■ Description of the task
The data below is to be returned in full and exactly.

■ Exercise material
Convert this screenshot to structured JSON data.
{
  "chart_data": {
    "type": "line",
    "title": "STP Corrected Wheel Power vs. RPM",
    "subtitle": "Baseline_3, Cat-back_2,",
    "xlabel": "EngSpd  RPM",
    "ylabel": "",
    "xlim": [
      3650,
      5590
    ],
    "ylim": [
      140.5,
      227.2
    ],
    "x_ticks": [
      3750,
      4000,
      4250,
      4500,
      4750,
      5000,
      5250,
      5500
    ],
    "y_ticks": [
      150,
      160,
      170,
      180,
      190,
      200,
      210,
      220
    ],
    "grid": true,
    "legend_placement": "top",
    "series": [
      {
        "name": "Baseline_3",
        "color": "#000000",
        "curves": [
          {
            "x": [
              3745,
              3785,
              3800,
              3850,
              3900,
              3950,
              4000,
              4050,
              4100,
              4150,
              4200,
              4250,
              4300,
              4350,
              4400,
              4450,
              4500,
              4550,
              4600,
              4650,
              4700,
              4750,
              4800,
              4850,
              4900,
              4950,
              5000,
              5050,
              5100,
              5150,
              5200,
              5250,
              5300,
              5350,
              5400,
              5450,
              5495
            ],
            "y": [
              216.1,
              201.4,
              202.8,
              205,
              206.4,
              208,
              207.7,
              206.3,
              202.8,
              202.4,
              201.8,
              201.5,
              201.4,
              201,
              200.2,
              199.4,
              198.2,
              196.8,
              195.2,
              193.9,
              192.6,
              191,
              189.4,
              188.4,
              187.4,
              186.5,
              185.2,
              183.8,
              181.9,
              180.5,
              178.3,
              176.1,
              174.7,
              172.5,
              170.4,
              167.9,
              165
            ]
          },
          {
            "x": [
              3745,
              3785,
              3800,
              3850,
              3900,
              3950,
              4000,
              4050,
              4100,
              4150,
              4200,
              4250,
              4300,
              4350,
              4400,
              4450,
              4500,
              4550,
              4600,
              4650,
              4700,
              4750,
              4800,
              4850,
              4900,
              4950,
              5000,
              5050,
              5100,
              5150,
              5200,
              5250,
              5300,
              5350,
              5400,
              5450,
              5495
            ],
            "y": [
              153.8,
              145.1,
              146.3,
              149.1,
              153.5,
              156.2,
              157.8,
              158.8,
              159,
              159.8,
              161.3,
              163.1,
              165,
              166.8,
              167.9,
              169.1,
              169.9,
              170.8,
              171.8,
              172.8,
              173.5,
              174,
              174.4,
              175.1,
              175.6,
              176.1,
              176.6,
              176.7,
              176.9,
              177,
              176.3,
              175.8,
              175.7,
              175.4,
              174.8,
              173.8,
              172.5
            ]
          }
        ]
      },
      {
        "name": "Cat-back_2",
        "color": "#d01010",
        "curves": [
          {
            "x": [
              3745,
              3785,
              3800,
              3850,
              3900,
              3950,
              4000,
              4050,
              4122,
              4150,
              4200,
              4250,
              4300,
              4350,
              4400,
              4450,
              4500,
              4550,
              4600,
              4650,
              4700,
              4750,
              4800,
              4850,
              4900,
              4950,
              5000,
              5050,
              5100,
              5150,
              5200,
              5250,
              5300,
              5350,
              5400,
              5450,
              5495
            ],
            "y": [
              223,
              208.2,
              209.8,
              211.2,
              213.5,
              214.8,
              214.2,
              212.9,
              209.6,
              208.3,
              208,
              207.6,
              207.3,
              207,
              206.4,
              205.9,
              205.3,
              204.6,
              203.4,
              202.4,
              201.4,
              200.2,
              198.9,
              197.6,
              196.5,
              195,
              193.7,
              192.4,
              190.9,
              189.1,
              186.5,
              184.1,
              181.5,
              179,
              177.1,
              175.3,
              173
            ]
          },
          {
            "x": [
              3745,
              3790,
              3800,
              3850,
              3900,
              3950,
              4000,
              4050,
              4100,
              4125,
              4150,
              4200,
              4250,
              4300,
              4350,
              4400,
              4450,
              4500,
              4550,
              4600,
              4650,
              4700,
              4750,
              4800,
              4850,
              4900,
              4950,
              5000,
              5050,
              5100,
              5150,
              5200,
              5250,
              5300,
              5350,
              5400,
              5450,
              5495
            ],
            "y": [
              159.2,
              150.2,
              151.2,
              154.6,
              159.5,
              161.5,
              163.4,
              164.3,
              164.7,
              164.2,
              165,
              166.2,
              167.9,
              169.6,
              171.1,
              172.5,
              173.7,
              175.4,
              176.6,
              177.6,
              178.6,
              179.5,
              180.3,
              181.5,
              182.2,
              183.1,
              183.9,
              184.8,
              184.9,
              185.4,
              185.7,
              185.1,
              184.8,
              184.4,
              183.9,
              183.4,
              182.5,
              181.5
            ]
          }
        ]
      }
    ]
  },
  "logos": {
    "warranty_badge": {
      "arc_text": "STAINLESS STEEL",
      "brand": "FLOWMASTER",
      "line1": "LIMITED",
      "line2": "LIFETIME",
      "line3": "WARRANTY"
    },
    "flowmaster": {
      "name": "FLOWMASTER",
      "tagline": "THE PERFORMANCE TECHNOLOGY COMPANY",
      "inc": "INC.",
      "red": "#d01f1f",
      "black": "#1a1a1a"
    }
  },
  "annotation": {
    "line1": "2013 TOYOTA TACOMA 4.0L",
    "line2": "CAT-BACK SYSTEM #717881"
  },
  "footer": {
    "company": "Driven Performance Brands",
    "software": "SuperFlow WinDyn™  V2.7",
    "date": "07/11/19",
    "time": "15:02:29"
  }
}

■ Exercise solution
Convert this screenshot to structured JSON data.
{
  "chart_data": {
    "type": "line",
    "title": "STP Corrected Wheel Power vs. RPM",
    "subtitle": "Baseline_3, Cat-back_2,",
    "xlabel": "EngSpd  RPM",
    "ylabel": "",
    "xlim": [
      3650,
      5590
    ],
    "ylim": [
      140.5,
      227.2
    ],
    "x_ticks": [
      3750,
      4000,
      4250,
      4500,
      4750,
      5000,
      5250,
      5500
    ],
    "y_ticks": [
      150,
      160,
      170,
      180,
      190,
      200,
      210,
      220
    ],
    "grid": true,
    "legend_placement": "top",
    "series": [
      {
        "name": "Baseline_3",
        "color": "#000000",
        "curves": [
          {
            "x": [
              3745,
              3785,
              3800,
              3850,
              3900,
              3950,
              4000,
              4050,
              4100,
              4150,
              4200,
              4250,
              4300,
              4350,
              4400,
              4450,
              4500,
              4550,
              4600,
              4650,
              4700,
              4750,
              4800,
              4850,
              4900,
              4950,
              5000,
              5050,
              5100,
              5150,
              5200,
              5250,
              5300,
              5350,
              5400,
              5450,
              5495
            ],
            "y": [
              216.1,
              201.4,
              202.8,
              205,
              206.4,
              208,
              207.7,
              206.3,
              202.8,
              202.4,
              201.8,
              201.5,
              201.4,
              201,
              200.2,
              199.4,
              198.2,
              196.8,
              195.2,
              193.9,
              192.6,
              191,
              189.4,
              188.4,
              187.4,
              186.5,
              185.2,
              183.8,
              181.9,
              180.5,
              178.3,
              176.1,
              174.7,
              172.5,
              170.4,
              167.9,
              165
            ]
          },
          {
            "x": [
              3745,
              3785,
              3800,
              3850,
              3900,
              3950,
              4000,
              4050,
              4100,
              4150,
              4200,
              4250,
              4300,
              4350,
              4400,
              4450,
              4500,
              4550,
              4600,
              4650,
              4700,
              4750,
              4800,
              4850,
              4900,
              4950,
              5000,
              5050,
              5100,
              5150,
              5200,
              5250,
              5300,
              5350,
              5400,
              5450,
              5495
            ],
            "y": [
              153.8,
              145.1,
              146.3,
              149.1,
              153.5,
              156.2,
              157.8,
              158.8,
              159,
              159.8,
              161.3,
              163.1,
              165,
              166.8,
              167.9,
              169.1,
              169.9,
              170.8,
              171.8,
              172.8,
              173.5,
              174,
              174.4,
              175.1,
              175.6,
              176.1,
              176.6,
              176.7,
              176.9,
              177,
              176.3,
              175.8,
              175.7,
              175.4,
              174.8,
              173.8,
              172.5
            ]
          }
        ]
      },
      {
        "name": "Cat-back_2",
        "color": "#d01010",
        "curves": [
          {
            "x": [
              3745,
              3785,
              3800,
              3850,
              3900,
              3950,
              4000,
              4050,
              4122,
              4150,
              4200,
              4250,
              4300,
              4350,
              4400,
              4450,
              4500,
              4550,
              4600,
              4650,
              4700,
              4750,
              4800,
              4850,
              4900,
              4950,
              5000,
              5050,
              5100,
              5150,
              5200,
              5250,
              5300,
              5350,
              5400,
              5450,
              5495
            ],
            "y": [
              223,
              208.2,
              209.8,
              211.2,
              213.5,
              214.8,
              214.2,
              212.9,
              209.6,
              208.3,
              208,
              207.6,
              207.3,
              207,
              206.4,
              205.9,
              205.3,
              204.6,
              203.4,
              202.4,
              201.4,
              200.2,
              198.9,
              197.6,
              196.5,
              195,
              193.7,
              192.4,
              190.9,
              189.1,
              186.5,
              184.1,
              181.5,
              179,
              177.1,
              175.3,
              173
            ]
          },
          {
            "x": [
              3745,
              3790,
              3800,
              3850,
              3900,
              3950,
              4000,
              4050,
              4100,
              4125,
              4150,
              4200,
              4250,
              4300,
              4350,
              4400,
              4450,
              4500,
              4550,
              4600,
              4650,
              4700,
              4750,
              4800,
              4850,
              4900,
              4950,
              5000,
              5050,
              5100,
              5150,
              5200,
              5250,
              5300,
              5350,
              5400,
              5450,
              5495
            ],
            "y": [
              159.2,
              150.2,
              151.2,
              154.6,
              159.5,
              161.5,
              163.4,
              164.3,
              164.7,
              164.2,
              165,
              166.2,
              167.9,
              169.6,
              171.1,
              172.5,
              173.7,
              175.4,
              176.6,
              177.6,
              178.6,
              179.5,
              180.3,
              181.5,
              182.2,
              183.1,
              183.9,
              184.8,
              184.9,
              185.4,
              185.7,
              185.1,
              184.8,
              184.4,
              183.9,
              183.4,
              182.5,
              181.5
            ]
          }
        ]
      }
    ]
  },
  "logos": {
    "warranty_badge": {
      "arc_text": "STAINLESS STEEL",
      "brand": "FLOWMASTER",
      "line1": "LIMITED",
      "line2": "LIFETIME",
      "line3": "WARRANTY"
    },
    "flowmaster": {
      "name": "FLOWMASTER",
      "tagline": "THE PERFORMANCE TECHNOLOGY COMPANY",
      "inc": "INC.",
      "red": "#d01f1f",
      "black": "#1a1a1a"
    }
  },
  "annotation": {
    "line1": "2013 TOYOTA TACOMA 4.0L",
    "line2": "CAT-BACK SYSTEM #717881"
  },
  "footer": {
    "company": "Driven Performance Brands",
    "software": "SuperFlow WinDyn™  V2.7",
    "date": "07/11/19",
    "time": "15:02:29"
  }
}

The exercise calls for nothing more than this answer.